YOUR INSTRUCTIONS ▸ Identify every line containing the word "price" and reproduce each one.

[Items from a dataset]
_ _ _ _
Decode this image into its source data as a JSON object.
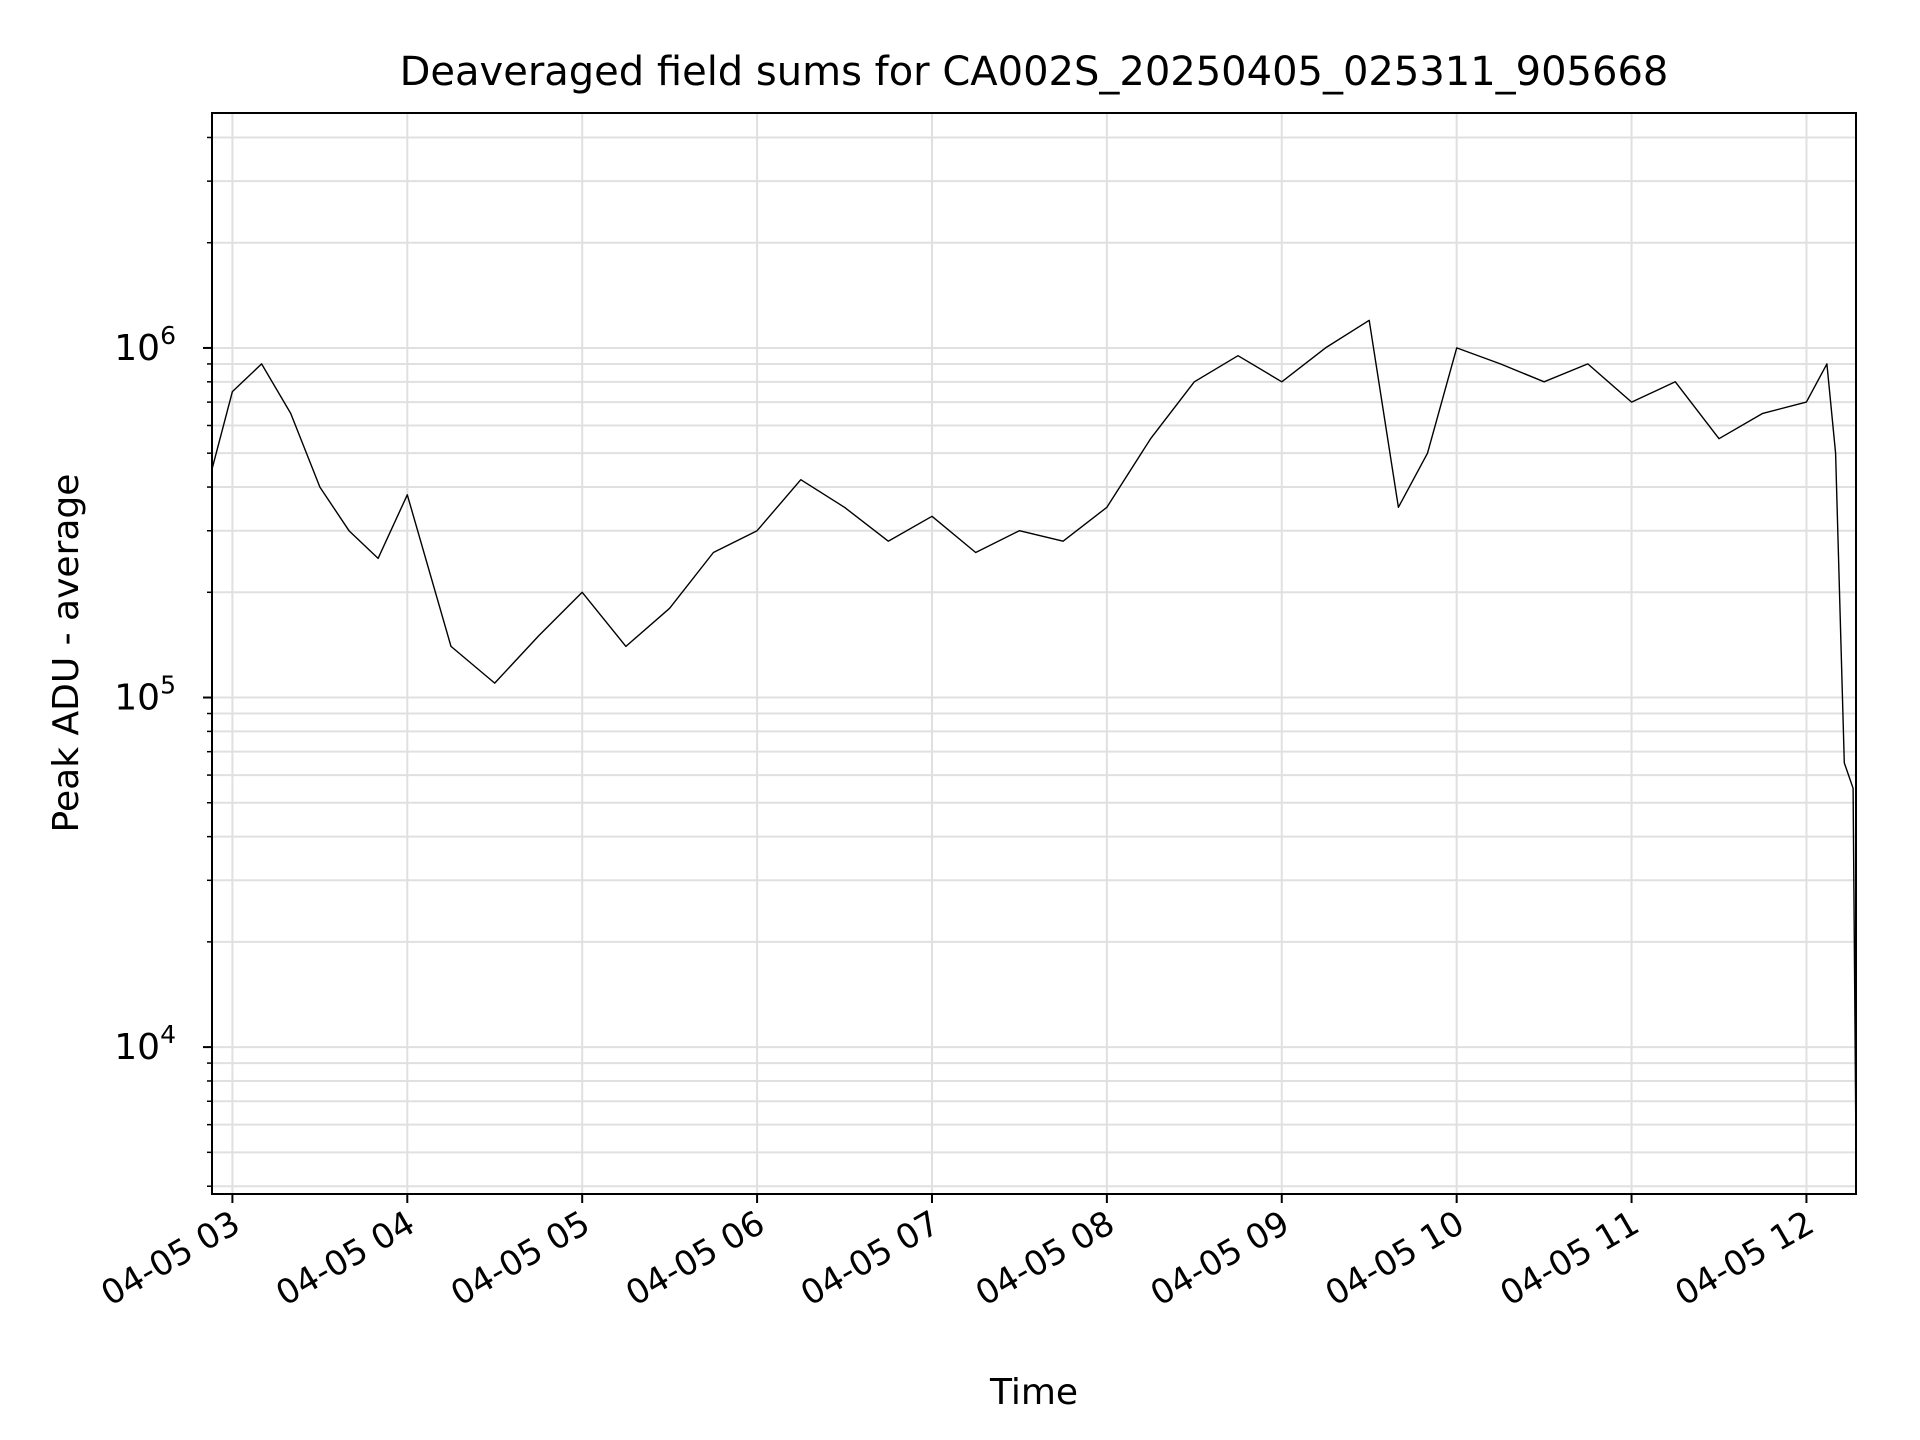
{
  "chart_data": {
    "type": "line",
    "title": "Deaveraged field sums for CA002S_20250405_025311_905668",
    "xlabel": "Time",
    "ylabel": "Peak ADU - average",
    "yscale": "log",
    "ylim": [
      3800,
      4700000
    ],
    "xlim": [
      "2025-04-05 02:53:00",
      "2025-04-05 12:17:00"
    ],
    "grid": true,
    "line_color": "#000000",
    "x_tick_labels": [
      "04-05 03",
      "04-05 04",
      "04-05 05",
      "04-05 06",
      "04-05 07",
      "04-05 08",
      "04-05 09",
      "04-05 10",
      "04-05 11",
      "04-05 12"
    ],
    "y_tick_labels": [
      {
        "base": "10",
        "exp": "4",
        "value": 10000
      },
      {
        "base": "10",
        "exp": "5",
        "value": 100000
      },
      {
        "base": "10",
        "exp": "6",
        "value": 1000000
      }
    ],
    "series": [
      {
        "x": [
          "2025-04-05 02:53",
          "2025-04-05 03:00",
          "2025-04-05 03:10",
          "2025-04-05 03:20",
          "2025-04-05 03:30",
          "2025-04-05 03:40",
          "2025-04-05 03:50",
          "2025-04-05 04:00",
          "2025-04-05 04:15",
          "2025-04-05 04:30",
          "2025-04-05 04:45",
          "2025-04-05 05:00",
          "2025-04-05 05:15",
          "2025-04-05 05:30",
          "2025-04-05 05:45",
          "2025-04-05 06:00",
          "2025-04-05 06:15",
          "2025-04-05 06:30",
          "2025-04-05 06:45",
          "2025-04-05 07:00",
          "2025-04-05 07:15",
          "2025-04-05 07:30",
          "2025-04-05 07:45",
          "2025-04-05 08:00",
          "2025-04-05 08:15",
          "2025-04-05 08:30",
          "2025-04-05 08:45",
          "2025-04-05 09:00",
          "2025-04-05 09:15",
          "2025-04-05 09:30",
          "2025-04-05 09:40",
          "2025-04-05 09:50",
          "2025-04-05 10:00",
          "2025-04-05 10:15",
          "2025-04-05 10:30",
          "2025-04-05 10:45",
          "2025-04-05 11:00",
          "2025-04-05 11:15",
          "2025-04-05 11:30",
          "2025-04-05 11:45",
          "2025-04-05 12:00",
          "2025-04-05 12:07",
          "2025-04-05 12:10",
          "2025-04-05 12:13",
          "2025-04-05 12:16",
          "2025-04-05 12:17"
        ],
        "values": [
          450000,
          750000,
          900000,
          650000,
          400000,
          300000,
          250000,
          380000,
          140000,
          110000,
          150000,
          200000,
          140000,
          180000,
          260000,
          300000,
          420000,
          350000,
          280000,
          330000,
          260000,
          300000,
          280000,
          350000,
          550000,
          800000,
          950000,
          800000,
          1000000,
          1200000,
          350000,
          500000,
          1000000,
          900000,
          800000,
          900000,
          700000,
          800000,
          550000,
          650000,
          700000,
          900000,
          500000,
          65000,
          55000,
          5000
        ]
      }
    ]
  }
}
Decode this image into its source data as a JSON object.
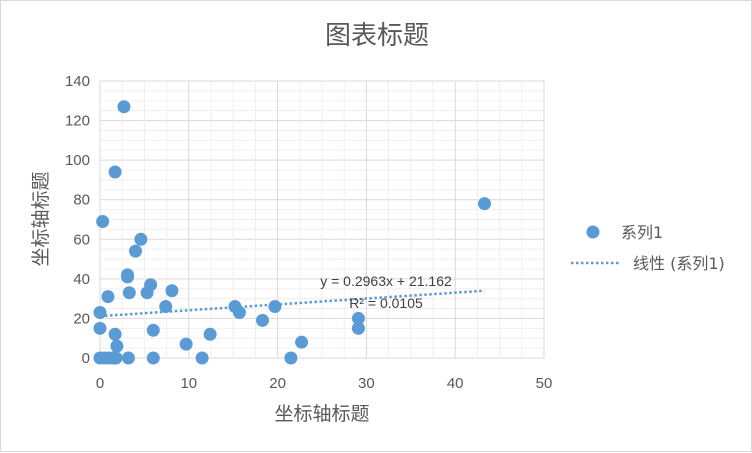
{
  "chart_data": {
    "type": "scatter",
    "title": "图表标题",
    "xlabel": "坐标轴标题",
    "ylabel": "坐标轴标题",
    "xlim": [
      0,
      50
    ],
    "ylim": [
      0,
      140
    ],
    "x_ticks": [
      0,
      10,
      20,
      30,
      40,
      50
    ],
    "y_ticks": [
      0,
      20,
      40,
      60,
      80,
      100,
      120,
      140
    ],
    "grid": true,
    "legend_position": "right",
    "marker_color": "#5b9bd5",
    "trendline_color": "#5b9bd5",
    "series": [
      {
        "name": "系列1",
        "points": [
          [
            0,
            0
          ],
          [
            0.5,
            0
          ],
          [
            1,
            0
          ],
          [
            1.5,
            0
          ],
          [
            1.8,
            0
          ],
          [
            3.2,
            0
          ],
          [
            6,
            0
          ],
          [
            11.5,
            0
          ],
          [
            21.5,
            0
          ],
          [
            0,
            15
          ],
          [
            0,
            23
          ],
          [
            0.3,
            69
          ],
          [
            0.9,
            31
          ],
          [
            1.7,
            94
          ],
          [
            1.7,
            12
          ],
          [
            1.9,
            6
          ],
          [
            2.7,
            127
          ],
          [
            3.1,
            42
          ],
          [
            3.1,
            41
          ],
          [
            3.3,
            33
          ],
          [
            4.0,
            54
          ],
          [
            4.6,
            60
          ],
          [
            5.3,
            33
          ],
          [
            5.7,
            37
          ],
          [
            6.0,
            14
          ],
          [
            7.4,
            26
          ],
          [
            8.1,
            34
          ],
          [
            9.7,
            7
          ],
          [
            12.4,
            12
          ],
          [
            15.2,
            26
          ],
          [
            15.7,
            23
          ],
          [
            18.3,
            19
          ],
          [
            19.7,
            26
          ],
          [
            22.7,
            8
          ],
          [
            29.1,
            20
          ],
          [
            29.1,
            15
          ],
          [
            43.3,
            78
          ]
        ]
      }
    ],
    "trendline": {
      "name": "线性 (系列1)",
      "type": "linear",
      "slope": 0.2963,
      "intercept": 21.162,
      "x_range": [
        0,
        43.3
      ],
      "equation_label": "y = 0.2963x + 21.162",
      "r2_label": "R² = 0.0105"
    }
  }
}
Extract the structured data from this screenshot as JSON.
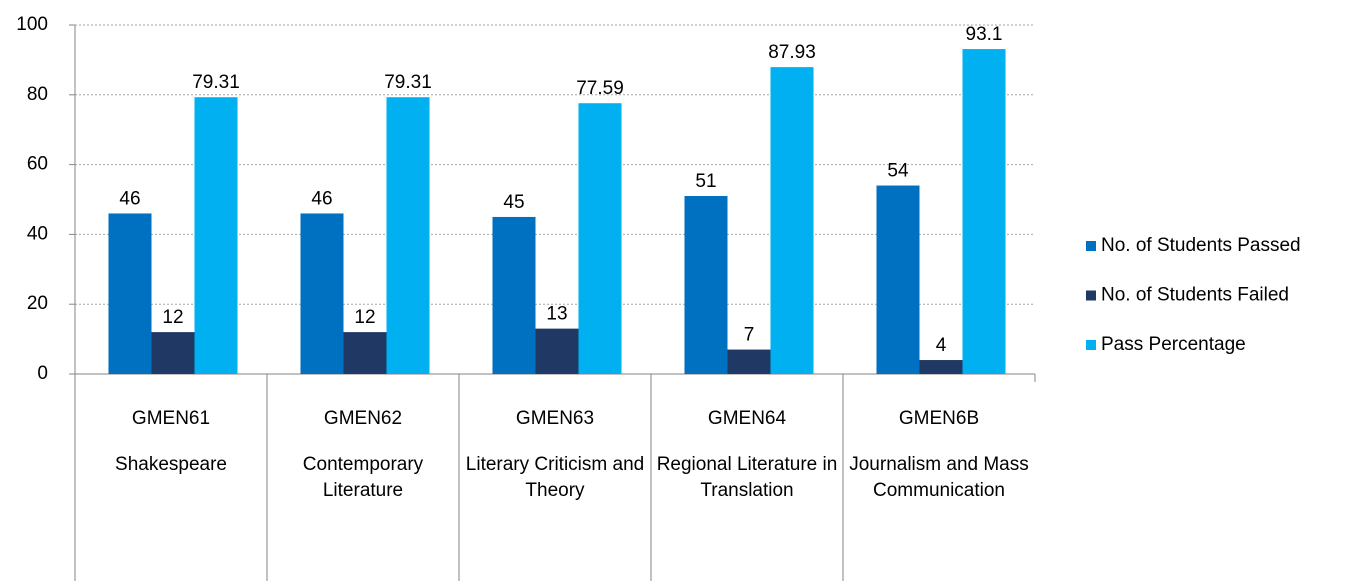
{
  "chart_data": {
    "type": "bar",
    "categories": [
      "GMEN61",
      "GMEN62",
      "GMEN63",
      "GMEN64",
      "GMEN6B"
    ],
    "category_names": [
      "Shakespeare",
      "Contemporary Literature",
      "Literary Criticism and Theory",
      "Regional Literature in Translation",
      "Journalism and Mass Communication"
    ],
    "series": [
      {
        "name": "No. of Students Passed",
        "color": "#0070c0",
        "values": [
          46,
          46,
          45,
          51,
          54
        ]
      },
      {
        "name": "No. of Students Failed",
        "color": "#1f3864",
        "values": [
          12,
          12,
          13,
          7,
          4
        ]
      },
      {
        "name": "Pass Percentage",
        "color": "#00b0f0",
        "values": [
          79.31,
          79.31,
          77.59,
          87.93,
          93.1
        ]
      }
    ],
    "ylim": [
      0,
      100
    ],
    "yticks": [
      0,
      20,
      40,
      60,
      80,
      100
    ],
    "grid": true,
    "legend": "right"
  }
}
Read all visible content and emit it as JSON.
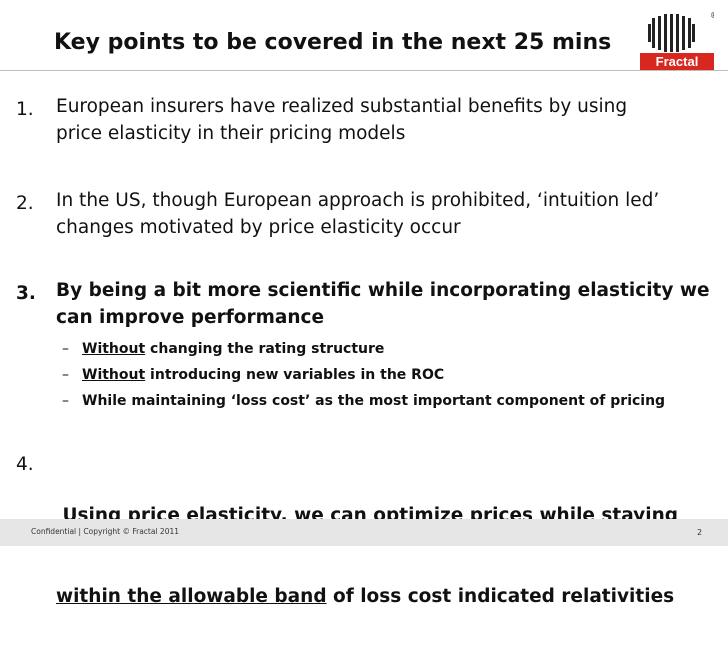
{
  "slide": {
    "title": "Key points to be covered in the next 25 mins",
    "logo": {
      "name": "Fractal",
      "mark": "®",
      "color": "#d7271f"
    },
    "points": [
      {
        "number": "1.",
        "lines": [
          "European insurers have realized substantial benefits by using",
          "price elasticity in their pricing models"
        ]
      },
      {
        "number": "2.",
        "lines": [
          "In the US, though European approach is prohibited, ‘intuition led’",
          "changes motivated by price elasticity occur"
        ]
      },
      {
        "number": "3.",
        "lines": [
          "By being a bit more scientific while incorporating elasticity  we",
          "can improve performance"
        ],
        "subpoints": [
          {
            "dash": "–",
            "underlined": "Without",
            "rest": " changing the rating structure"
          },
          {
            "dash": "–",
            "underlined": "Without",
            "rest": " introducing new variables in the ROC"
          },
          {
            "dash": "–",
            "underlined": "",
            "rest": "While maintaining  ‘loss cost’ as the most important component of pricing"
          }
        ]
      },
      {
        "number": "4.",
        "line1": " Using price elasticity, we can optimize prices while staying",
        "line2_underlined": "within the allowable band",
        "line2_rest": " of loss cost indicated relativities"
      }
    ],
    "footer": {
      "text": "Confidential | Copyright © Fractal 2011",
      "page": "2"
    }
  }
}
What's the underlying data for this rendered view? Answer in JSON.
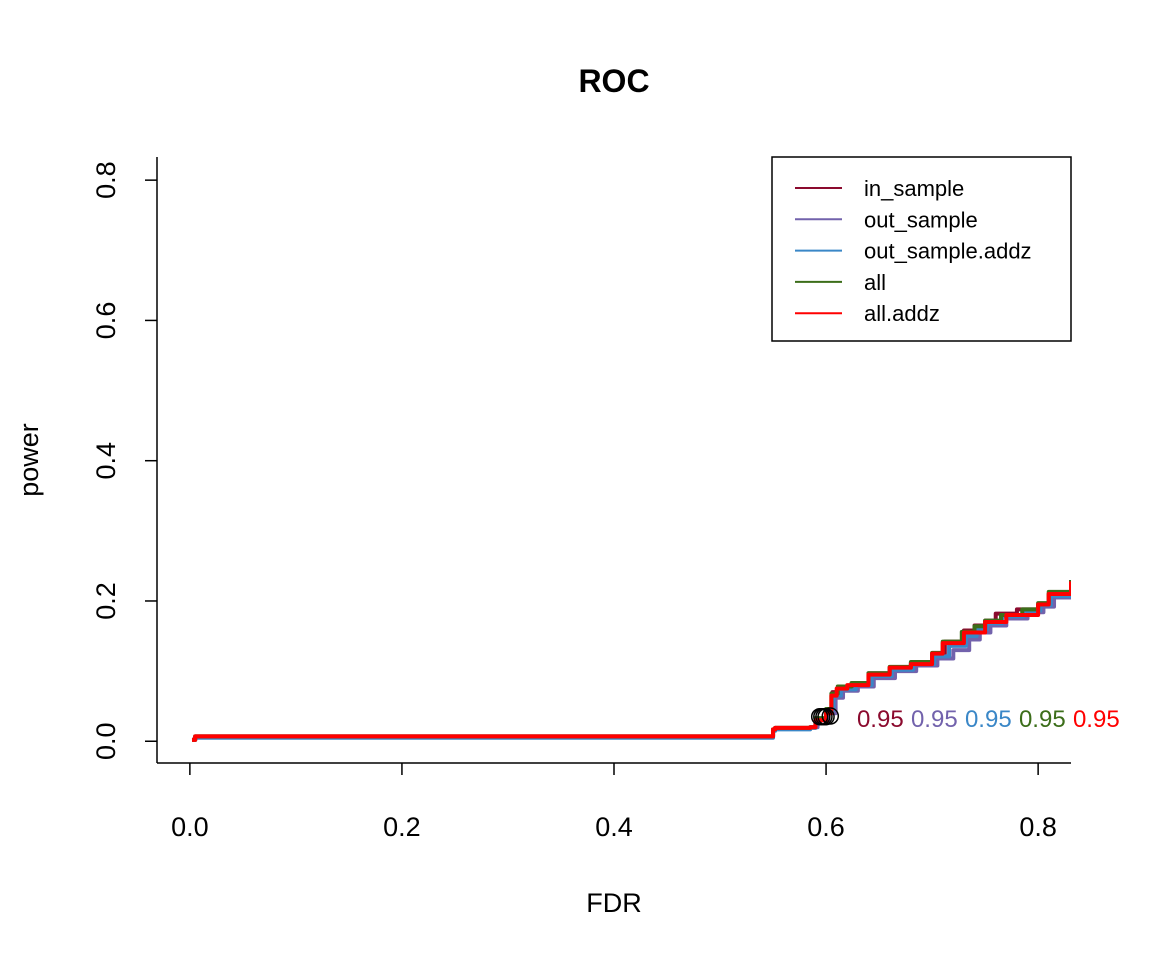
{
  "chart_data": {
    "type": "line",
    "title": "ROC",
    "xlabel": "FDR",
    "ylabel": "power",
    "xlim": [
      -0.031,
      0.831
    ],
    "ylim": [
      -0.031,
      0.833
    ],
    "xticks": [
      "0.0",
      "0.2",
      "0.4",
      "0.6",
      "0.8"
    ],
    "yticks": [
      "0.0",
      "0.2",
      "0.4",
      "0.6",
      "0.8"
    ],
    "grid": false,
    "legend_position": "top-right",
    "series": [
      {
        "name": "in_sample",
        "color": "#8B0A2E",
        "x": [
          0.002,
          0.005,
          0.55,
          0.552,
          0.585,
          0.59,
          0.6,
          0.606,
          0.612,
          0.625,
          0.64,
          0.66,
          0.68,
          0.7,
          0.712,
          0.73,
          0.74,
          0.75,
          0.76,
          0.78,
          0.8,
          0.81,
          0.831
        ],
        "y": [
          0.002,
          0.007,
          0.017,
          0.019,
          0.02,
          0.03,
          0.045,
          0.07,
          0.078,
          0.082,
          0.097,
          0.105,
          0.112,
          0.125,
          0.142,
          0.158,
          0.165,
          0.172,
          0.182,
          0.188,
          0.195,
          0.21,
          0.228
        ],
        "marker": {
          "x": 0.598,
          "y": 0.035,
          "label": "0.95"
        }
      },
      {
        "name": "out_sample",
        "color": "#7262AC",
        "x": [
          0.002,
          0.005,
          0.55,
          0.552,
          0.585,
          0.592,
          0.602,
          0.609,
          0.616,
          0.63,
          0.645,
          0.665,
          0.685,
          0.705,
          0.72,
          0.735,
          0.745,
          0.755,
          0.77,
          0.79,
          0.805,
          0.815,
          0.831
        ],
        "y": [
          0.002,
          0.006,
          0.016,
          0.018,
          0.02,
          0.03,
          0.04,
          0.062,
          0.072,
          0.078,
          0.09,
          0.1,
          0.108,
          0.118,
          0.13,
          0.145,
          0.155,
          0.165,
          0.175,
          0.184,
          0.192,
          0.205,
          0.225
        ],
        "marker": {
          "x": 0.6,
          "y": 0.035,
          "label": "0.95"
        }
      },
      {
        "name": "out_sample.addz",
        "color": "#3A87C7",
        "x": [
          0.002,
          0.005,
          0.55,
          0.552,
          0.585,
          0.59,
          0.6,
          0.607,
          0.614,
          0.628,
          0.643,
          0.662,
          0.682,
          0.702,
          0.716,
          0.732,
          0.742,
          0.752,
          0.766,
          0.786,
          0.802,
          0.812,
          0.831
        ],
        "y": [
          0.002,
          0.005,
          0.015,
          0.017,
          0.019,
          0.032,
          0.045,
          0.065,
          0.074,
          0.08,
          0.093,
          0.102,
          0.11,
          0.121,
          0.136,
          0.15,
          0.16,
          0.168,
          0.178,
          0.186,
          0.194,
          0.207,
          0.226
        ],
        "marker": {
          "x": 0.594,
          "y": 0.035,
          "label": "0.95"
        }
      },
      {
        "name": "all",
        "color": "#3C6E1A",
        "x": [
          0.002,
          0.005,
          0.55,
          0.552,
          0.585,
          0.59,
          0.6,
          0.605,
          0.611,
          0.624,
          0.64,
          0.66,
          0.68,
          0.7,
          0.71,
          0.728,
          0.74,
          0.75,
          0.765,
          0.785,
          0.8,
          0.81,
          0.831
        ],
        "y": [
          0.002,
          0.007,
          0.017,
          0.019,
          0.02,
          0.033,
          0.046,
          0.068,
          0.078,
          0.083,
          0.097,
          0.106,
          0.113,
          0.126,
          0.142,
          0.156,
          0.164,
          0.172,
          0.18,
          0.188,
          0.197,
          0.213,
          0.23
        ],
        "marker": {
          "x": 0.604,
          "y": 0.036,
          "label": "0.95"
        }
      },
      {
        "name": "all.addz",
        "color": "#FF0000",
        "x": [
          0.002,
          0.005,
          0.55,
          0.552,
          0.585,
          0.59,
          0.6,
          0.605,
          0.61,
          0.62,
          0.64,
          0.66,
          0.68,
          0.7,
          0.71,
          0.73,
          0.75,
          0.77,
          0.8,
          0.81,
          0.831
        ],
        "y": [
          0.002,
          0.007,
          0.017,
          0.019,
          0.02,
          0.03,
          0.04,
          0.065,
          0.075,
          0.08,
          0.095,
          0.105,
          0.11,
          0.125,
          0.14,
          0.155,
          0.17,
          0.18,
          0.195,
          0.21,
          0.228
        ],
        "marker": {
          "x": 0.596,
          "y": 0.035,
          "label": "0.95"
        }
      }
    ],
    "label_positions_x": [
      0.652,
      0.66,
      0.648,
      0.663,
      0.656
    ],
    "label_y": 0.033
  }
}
_ _ _ _
SOLUTION ▸
          "price elasticity in their pricing models"
          "changes motivated by price elasticity occur"
        "line1": " Using price elasticity, we can optimize prices while staying",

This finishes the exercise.